GIVEN EXERCISE: Exactly as they appear, output all of the entries.

TASK INPUT:
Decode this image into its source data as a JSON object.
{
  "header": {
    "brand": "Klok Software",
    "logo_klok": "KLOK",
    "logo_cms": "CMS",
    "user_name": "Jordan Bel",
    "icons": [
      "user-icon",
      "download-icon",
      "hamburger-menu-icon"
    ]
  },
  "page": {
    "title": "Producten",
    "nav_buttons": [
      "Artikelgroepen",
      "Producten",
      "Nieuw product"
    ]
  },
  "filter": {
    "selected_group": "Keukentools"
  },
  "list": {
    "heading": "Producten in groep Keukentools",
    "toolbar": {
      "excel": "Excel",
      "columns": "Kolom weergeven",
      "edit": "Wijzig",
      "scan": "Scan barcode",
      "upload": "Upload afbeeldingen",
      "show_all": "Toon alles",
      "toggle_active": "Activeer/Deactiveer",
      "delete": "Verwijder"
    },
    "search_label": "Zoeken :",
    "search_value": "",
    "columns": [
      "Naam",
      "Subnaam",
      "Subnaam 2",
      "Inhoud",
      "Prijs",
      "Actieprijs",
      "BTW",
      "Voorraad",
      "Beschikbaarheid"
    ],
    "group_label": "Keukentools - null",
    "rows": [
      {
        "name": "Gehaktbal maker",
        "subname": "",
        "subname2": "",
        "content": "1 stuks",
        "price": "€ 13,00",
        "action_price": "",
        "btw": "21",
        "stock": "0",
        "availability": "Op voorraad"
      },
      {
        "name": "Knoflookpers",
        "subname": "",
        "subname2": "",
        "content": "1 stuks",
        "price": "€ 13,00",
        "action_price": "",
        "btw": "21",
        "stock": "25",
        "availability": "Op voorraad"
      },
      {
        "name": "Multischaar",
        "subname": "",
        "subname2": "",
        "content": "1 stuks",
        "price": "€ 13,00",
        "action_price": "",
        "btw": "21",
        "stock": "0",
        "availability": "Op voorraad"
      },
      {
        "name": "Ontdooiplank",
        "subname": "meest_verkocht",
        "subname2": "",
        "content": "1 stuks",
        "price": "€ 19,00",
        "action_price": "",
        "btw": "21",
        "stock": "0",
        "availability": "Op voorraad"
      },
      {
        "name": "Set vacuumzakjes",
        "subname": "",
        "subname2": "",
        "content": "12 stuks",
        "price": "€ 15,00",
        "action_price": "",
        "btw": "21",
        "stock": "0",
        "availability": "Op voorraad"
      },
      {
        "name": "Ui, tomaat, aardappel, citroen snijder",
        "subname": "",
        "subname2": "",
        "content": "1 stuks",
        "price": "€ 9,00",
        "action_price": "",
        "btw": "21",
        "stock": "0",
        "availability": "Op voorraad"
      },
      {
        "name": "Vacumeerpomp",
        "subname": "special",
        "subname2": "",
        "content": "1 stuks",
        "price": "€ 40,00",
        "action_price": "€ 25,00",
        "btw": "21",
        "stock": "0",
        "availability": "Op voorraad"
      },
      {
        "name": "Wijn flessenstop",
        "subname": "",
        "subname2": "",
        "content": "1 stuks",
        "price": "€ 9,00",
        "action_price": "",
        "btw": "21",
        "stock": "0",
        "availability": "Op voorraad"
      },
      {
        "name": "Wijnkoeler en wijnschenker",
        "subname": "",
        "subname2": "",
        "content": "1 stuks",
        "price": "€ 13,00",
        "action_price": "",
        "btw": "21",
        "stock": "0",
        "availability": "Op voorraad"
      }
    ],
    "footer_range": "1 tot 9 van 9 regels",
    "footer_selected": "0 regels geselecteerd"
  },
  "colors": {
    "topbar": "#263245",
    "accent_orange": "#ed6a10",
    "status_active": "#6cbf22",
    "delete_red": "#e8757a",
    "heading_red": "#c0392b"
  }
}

WRITTEN SOLUTION:
Decode this image into its source data as a JSON object.
{
  "header": {
    "brand": "Klok Software",
    "logo_klok": "KLOK",
    "logo_cms": "CMS",
    "user_name": "Jordan Bel",
    "icons": [
      "user-icon",
      "download-icon",
      "hamburger-menu-icon"
    ]
  },
  "page": {
    "title": "Producten",
    "nav_buttons": [
      "Artikelgroepen",
      "Producten",
      "Nieuw product"
    ]
  },
  "filter": {
    "selected_group": "Keukentools"
  },
  "list": {
    "heading": "Producten in groep Keukentools",
    "toolbar": {
      "excel": "Excel",
      "columns": "Kolom weergeven",
      "edit": "Wijzig",
      "scan": "Scan barcode",
      "upload": "Upload afbeeldingen",
      "show_all": "Toon alles",
      "toggle_active": "Activeer/Deactiveer",
      "delete": "Verwijder"
    },
    "search_label": "Zoeken :",
    "search_value": "",
    "columns": [
      "Naam",
      "Subnaam",
      "Subnaam 2",
      "Inhoud",
      "Prijs",
      "Actieprijs",
      "BTW",
      "Voorraad",
      "Beschikbaarheid"
    ],
    "group_label": "Keukentools - null",
    "rows": [
      {
        "name": "Gehaktbal maker",
        "subname": "",
        "subname2": "",
        "content": "1 stuks",
        "price": "€ 13,00",
        "action_price": "",
        "btw": "21",
        "stock": "0",
        "availability": "Op voorraad"
      },
      {
        "name": "Knoflookpers",
        "subname": "",
        "subname2": "",
        "content": "1 stuks",
        "price": "€ 13,00",
        "action_price": "",
        "btw": "21",
        "stock": "25",
        "availability": "Op voorraad"
      },
      {
        "name": "Multischaar",
        "subname": "",
        "subname2": "",
        "content": "1 stuks",
        "price": "€ 13,00",
        "action_price": "",
        "btw": "21",
        "stock": "0",
        "availability": "Op voorraad"
      },
      {
        "name": "Ontdooiplank",
        "subname": "meest_verkocht",
        "subname2": "",
        "content": "1 stuks",
        "price": "€ 19,00",
        "action_price": "",
        "btw": "21",
        "stock": "0",
        "availability": "Op voorraad"
      },
      {
        "name": "Set vacuumzakjes",
        "subname": "",
        "subname2": "",
        "content": "12 stuks",
        "price": "€ 15,00",
        "action_price": "",
        "btw": "21",
        "stock": "0",
        "availability": "Op voorraad"
      },
      {
        "name": "Ui, tomaat, aardappel, citroen snijder",
        "subname": "",
        "subname2": "",
        "content": "1 stuks",
        "price": "€ 9,00",
        "action_price": "",
        "btw": "21",
        "stock": "0",
        "availability": "Op voorraad"
      },
      {
        "name": "Vacumeerpomp",
        "subname": "special",
        "subname2": "",
        "content": "1 stuks",
        "price": "€ 40,00",
        "action_price": "€ 25,00",
        "btw": "21",
        "stock": "0",
        "availability": "Op voorraad"
      },
      {
        "name": "Wijn flessenstop",
        "subname": "",
        "subname2": "",
        "content": "1 stuks",
        "price": "€ 9,00",
        "action_price": "",
        "btw": "21",
        "stock": "0",
        "availability": "Op voorraad"
      },
      {
        "name": "Wijnkoeler en wijnschenker",
        "subname": "",
        "subname2": "",
        "content": "1 stuks",
        "price": "€ 13,00",
        "action_price": "",
        "btw": "21",
        "stock": "0",
        "availability": "Op voorraad"
      }
    ],
    "footer_range": "1 tot 9 van 9 regels",
    "footer_selected": "0 regels geselecteerd"
  },
  "colors": {
    "topbar": "#263245",
    "accent_orange": "#ed6a10",
    "status_active": "#6cbf22",
    "delete_red": "#e8757a",
    "heading_red": "#c0392b"
  }
}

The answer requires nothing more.